Requirements ->
**A)** In the forum thread about timeshare income requirements, substitute "mortgage" for "loan" and write out the passage starting at "They never check" and ending at "natasha5687 (Mar 21, 2012)".
**B)** Proceed with the forum thread about timeshare income requirements, picking up after its last line.

# Income requirements for TS presentation



## SeaJohn (Mar 21, 2012)

We aren't members; we just booked for October at the HGVC, Waikikian for a week's stay with a timeshare presentation.  In the confirmation email we got it lists a requirement of a $125k income.  

We started this process about 8 months ago; at that point we thought we'd be over the $125k, and told the rep yes, but business dropped off and we didn't quite make it.  This past year we were about $4k short of $125k; this year probably won't be any better.

Will they enforce this requirement?  Do we need to call back and cancel?  If so, will we get our money back?


----------



## ronparise (Mar 21, 2012)

SeaJohn said:


> We aren't members; we just booked for October at the HGVC, Waikikian for a week's stay with a timeshare presentation.  In the confirmation email we got it lists a requirement of a $125k income.
> 
> We started this process about 8 months ago; at that point we thought we'd be over the $125k, and told the rep yes, but business dropped off and we didn't quite make it.  This past year we were about $4k short of $125k; this year probably won't be any better.
> 
> Will they enforce this requirement?  Do we need to call back and cancel?  If so, will we get our money back?



Did they ask you to bring a tax return to prove your income?? if not how will they enforce such a thing

This is a case of dont ask dont tell

Whatever you do, dont buy anything


----------



## Emi (Mar 21, 2012)

They never check income. They are happy to take your money and extend a loan if your credit is decent. Suggestion before you go, learn all you can about resales here on Tug. Save yourself regrets.


----------



## natasha5687 (Mar 21, 2012)

SeaJohn said:


> We aren't members; we just booked for October at the HGVC, Waikikian for a week's stay with a timeshare presentation.  In the confirmation email we got it lists a requirement of a $125k income.

[Bounding box annotations]
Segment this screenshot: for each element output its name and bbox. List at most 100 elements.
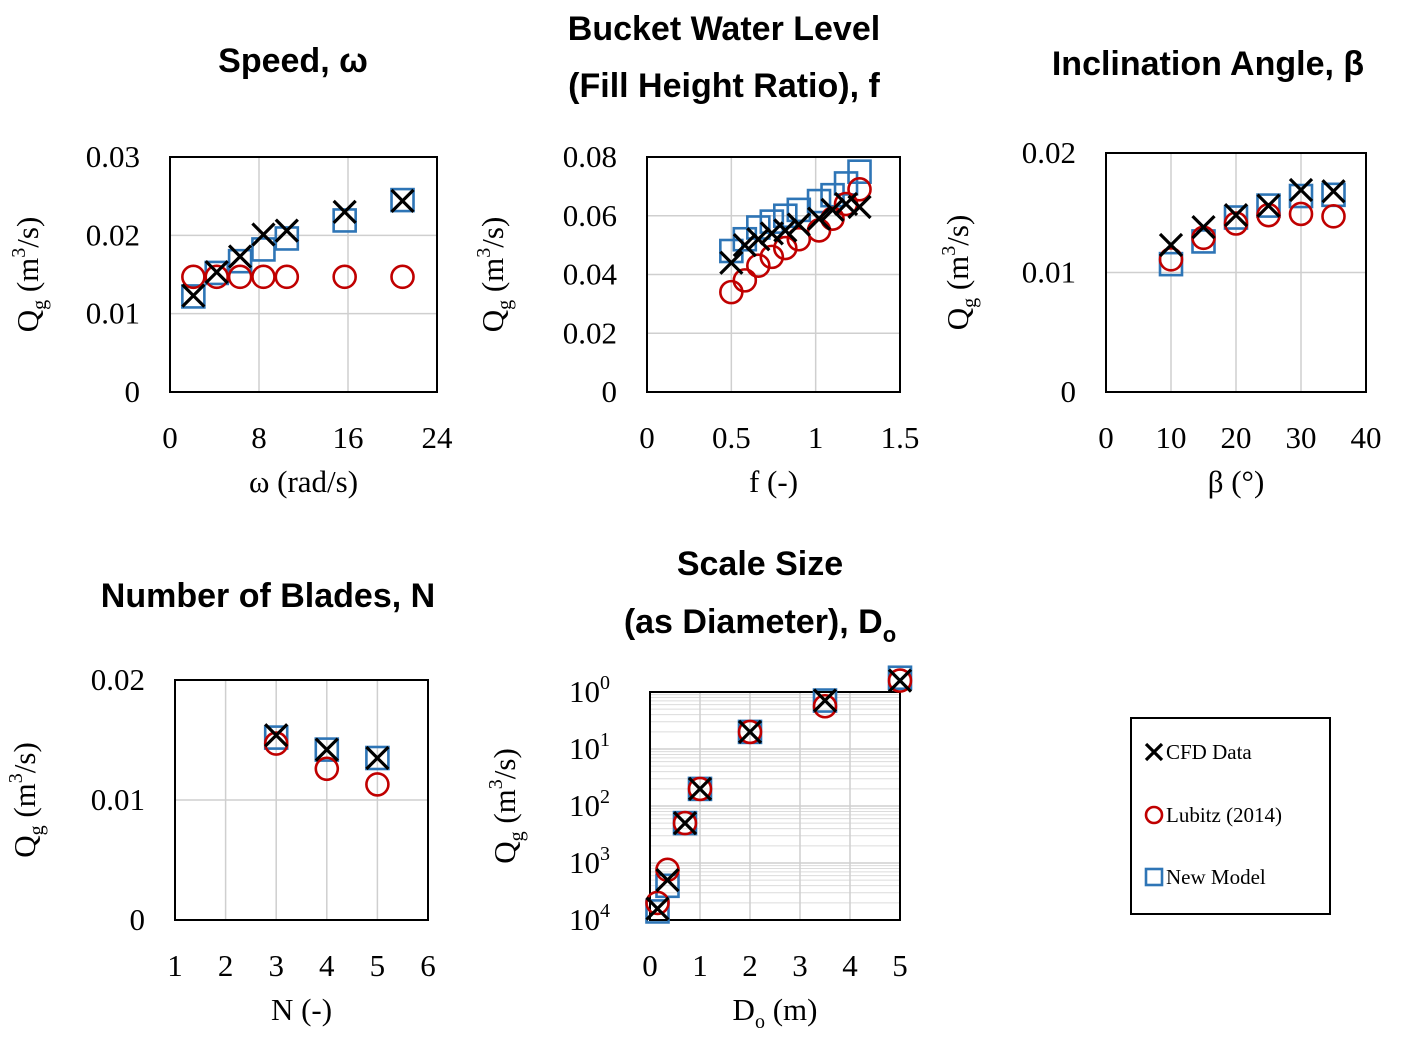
lubitz-point: [806, 218, 832, 243]
x-tick-label: 10: [1156, 420, 1187, 455]
lubitz-point: [390, 264, 415, 290]
y-tick-label: 103: [569, 843, 610, 880]
y-tick-label: 0.08: [563, 139, 617, 174]
y-tick-label: 0.02: [563, 315, 617, 350]
lubitz-point: [251, 264, 276, 290]
x-tick-label: 3: [268, 948, 284, 983]
new-model-point: [1223, 205, 1249, 230]
cfd-point: [264, 723, 289, 748]
y-axis-label: Qg (m3/s): [938, 215, 981, 331]
x-tick-label: 0.5: [712, 420, 751, 455]
cfd-point: [746, 227, 771, 252]
cfd-point: [687, 776, 713, 802]
cfd-point: [204, 260, 229, 285]
new-model-point: [1256, 193, 1281, 218]
x-tick-label: 1.5: [881, 420, 920, 455]
cfd-point: [786, 212, 811, 237]
lubitz-point: [732, 268, 758, 293]
series-lubitz: [1158, 201, 1346, 272]
chart-panel-4: Number of Blades, N 1 2 3 4 5 6 0 0.01 0.02 N (-) Q…: [5, 577, 436, 1027]
x-tick-label: 5: [892, 948, 908, 983]
new-model-point: [847, 159, 872, 184]
cfd-point: [655, 867, 680, 893]
cfd-point: [1158, 232, 1184, 258]
cfd-point: [1288, 177, 1314, 203]
new-model-point: [812, 688, 838, 713]
lubitz-point: [847, 177, 872, 202]
new-model-point: [314, 737, 340, 762]
x-tick-label: 20: [1221, 420, 1252, 455]
chart-title: (Fill Height Ratio), f: [568, 67, 880, 105]
cfd-point: [672, 810, 698, 836]
cfd-point: [847, 194, 872, 220]
y-tick-label: 0: [1061, 374, 1077, 409]
series-new-model: [1158, 182, 1346, 277]
lubitz-point: [759, 244, 785, 270]
plot-frame: [174, 679, 429, 921]
series-cfd: [264, 723, 390, 771]
legend-box: [1130, 717, 1331, 915]
x-axis-label: N (-): [271, 992, 332, 1027]
lubitz-point: [365, 772, 390, 797]
series-new-model: [181, 187, 415, 309]
x-tick-label: 24: [422, 420, 454, 455]
cfd-point: [332, 199, 357, 224]
series-lubitz: [263, 731, 390, 797]
new-model-point: [390, 187, 415, 213]
cfd-point: [1223, 203, 1249, 228]
series-lubitz: [181, 264, 415, 290]
x-tick-label: 0: [1098, 420, 1114, 455]
cfd-point: [227, 244, 253, 269]
y-tick-label: 102: [569, 786, 610, 823]
chart-panel-2: Bucket Water Level (Fill Height Ratio), f…: [473, 10, 919, 499]
lubitz-point: [1223, 211, 1249, 236]
chart-panel-5: Scale Size (as Diameter), Do 0 1 2 3 4 5 100 101 1…: [485, 545, 913, 1033]
series-new-model: [263, 725, 390, 771]
x-tick-label: 2: [742, 948, 758, 983]
chart-panel-3: Inclination Angle, β 0 10 20 30 40 0 0.01 0.02 β …: [938, 45, 1382, 499]
y-tick-label: 0: [130, 902, 146, 937]
cfd-point: [1191, 214, 1216, 240]
cfd-point: [812, 688, 838, 713]
x-tick-label: 1: [167, 948, 183, 983]
plot-frame: [1105, 152, 1367, 393]
plot-frame: [649, 691, 901, 921]
chart-title: Number of Blades, N: [101, 577, 435, 615]
lubitz-point: [332, 264, 357, 290]
new-model-point: [365, 745, 390, 771]
legend-x-marker: [1144, 742, 1164, 762]
y-tick-label: 0.01: [86, 296, 140, 331]
y-tick-label: 0.06: [563, 198, 617, 233]
chart-title: (as Diameter), Do: [624, 603, 896, 647]
x-tick-label: 1: [692, 948, 708, 983]
y-tick-label: 0.01: [1022, 255, 1076, 290]
y-tick-label: 0.02: [86, 217, 140, 252]
lubitz-point: [263, 731, 289, 756]
lubitz-point: [227, 264, 253, 290]
cfd-point: [1256, 193, 1281, 218]
series-cfd: [181, 188, 415, 308]
x-axis-label: ω (rad/s): [249, 464, 358, 499]
lubitz-point: [672, 810, 698, 836]
x-tick-label: 4: [319, 948, 335, 983]
cfd-point: [390, 188, 415, 213]
chart-title: Speed, ω: [218, 42, 368, 80]
new-model-point: [806, 188, 832, 214]
lubitz-point: [314, 756, 340, 782]
x-tick-label: 16: [333, 420, 364, 455]
cfd-point: [820, 197, 845, 223]
lubitz-point: [773, 235, 798, 261]
cfd-point: [365, 745, 390, 771]
x-tick-label: 30: [1286, 420, 1317, 455]
cfd-point: [251, 222, 276, 247]
series-cfd: [719, 191, 872, 275]
y-axis-label: Qg (m3/s): [485, 748, 528, 864]
legend-label: New Model: [1166, 865, 1266, 889]
lubitz-point: [655, 857, 680, 883]
new-model-point: [1288, 183, 1314, 209]
y-tick-label: 0: [125, 374, 141, 409]
chart-title: Scale Size: [677, 545, 843, 583]
y-tick-label: 101: [569, 729, 610, 766]
series-cfd: [645, 668, 913, 921]
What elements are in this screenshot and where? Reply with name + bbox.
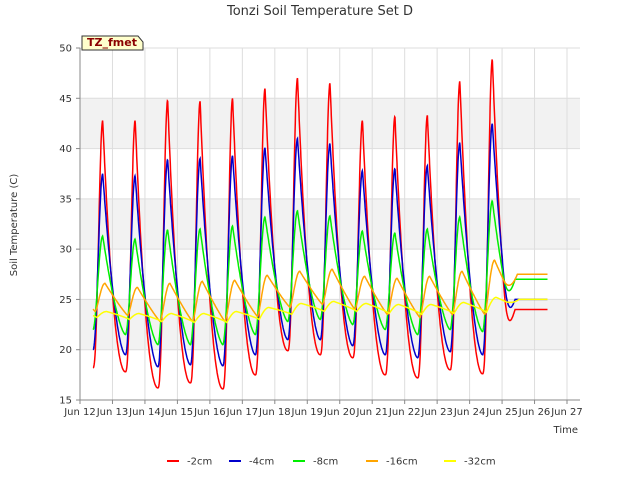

Results ->
**A)**
They never check income. They are happy to take your money and extend a mortgage if your credit is decent. Suggestion before you go, learn all you can about resales here on Tug. Save yourself regrets.


----------



## natasha5687 (Mar 21, 2012)

**B)**
> 
> We started this process about 8 months ago; at that point we thought we'd be over the $125k, and told the rep yes, but business dropped off and we didn't quite make it.  This past year we were about $4k short of $125k; this year probably won't be any better.
> 
> Will they enforce this requirement?  Do we need to call back and cancel?  If so, will we get our money back?



I have been asked if I met the income requirement but I have never been asked to prove how much I made to attend a timeshare presentation.  They hound and harrass people to come to their presentations.  I will say that I have never been to a Hawaii presentation but I would not think it is any different.


----------



## Talent312 (Mar 21, 2012)

TS salesmen fudge their numbers all the time, so what's wrong with fudging yours.
_"Hey, we thought it was an average."_ But in reality, they do not ask.

Remember this adage: "How do you know a TS salesman is lying? His lips are moving."
Just don't move yours, except to say, "Not Interested."


----------



## linsj (Mar 21, 2012)

I've never been asked my income in a presentation.

Enjoy the stay, but don't buy from the developer. Hilton is a great timeshare system, but buying resale will save you LOTS of money.


----------



## Passepartout (Mar 21, 2012)

First, Welcome to TUG. No one will ask for verification of income. Second, treat this presentation as an educational opportunity, ONLY! If you read the HGVC and Newbies sections and become familiar with how the developers main objective is to separate you from your money, by the time you go to your presentation, you'll know more about HGVC than the presenter.

The only important rule is that you just don't sign anything. They will try very hard to 'help' you to buy a week right there in Hawaii, where the taxes and Maintenance Fee's are the industry's hightest so that you can exchange into other places. Don't expect them to tell you how to own a week that you bought from a reputable source through TUG- at a low cost resort that allows you to exchange into expensive Hawaii!

Again, Welcome to TUG, and your secret is safe with us. 

Jim


----------



## icul8rg8r (Mar 21, 2012)

SeaJohn said:


> We aren't members; we just booked for October at the HGVC, Waikikian for a week's stay with a timeshare presentation.  In the confirmation email we got it lists a requirement of a $125k income......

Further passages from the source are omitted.